SUPPLIED DATA
□ □ □

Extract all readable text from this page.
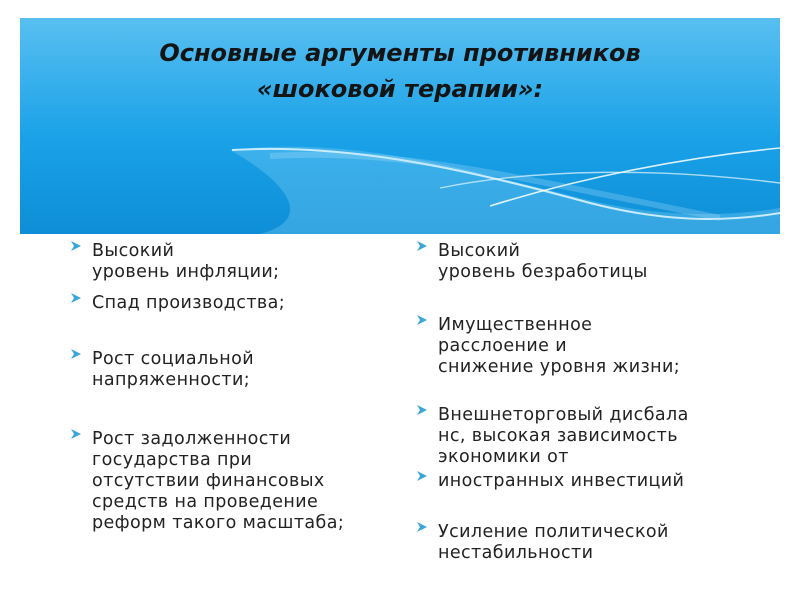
Основные аргументы противников
«шоковой терапии»:
Высокий
уровень инфляции;
Спад производства;
Рост социальной
напряженности;
Рост задолженности
государства при
отсутствии финансовых
средств на проведение
реформ такого масштаба;
Высокий
уровень безработицы
Имущественное
расслоение и
снижение уровня жизни;
Внешнеторговый дисбала
нс, высокая зависимость
экономики от
иностранных инвестиций
Усиление политической
нестабильности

□ □ □

TASK DIRECTIONS
In your copy of the listing above, reproduce each line exactly and omit all pictures.

ANSWER TO THE TASK
Extract all readable text from this page.
Основные аргументы противников
«шоковой терапии»:
Высокий
уровень инфляции;
Спад производства;
Рост социальной
напряженности;
Рост задолженности
государства при
отсутствии финансовых
средств на проведение
реформ такого масштаба;
Высокий
уровень безработицы
Имущественное
расслоение и
снижение уровня жизни;
Внешнеторговый дисбала
нс, высокая зависимость
экономики от
иностранных инвестиций
Усиление политической
нестабильности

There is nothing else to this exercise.